#### [WORK REQUIRED]
Identify and copy all lines of the material where the string "were" is found.

= = = = =

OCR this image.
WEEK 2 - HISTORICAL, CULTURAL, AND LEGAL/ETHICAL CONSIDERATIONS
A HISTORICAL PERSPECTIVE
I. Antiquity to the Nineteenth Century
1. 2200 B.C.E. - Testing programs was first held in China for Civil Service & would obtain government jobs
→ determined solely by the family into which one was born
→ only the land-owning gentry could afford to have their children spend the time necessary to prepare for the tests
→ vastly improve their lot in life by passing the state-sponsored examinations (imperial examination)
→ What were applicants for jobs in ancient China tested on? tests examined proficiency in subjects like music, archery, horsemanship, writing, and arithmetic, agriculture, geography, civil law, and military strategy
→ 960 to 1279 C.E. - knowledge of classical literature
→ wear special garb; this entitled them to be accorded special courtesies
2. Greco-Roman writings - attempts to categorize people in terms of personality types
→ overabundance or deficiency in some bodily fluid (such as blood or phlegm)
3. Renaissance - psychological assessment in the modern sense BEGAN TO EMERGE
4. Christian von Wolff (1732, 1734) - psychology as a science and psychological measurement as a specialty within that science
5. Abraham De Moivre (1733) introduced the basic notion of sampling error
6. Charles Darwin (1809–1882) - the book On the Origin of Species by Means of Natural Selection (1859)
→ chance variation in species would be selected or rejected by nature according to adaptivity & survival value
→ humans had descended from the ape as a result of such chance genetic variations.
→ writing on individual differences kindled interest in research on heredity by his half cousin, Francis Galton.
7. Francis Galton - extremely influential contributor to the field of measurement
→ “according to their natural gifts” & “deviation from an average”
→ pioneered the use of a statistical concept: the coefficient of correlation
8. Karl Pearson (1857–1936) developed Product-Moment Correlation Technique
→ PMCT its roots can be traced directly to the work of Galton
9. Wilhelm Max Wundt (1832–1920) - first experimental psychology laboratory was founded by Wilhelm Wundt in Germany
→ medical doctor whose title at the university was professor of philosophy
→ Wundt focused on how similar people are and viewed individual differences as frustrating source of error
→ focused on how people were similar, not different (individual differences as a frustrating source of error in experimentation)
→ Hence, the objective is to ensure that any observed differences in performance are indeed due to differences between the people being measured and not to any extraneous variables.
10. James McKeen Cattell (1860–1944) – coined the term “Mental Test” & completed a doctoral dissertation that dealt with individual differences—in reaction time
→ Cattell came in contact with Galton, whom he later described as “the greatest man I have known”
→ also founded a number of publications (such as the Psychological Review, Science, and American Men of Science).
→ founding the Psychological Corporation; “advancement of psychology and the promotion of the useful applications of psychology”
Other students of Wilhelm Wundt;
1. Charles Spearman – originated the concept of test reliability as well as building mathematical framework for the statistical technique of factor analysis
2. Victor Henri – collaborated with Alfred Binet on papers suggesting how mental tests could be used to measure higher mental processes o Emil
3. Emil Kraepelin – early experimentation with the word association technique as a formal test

= = = = =

#### [TASK SOLUTION]
→ What were applicants for jobs in ancient China tested on? tests examined proficiency in subjects like music, archery, horsemanship, writing, and arithmetic, agriculture, geography, civil law, and military strategy
→ focused on how people were similar, not different (individual differences as a frustrating source of error in experimentation)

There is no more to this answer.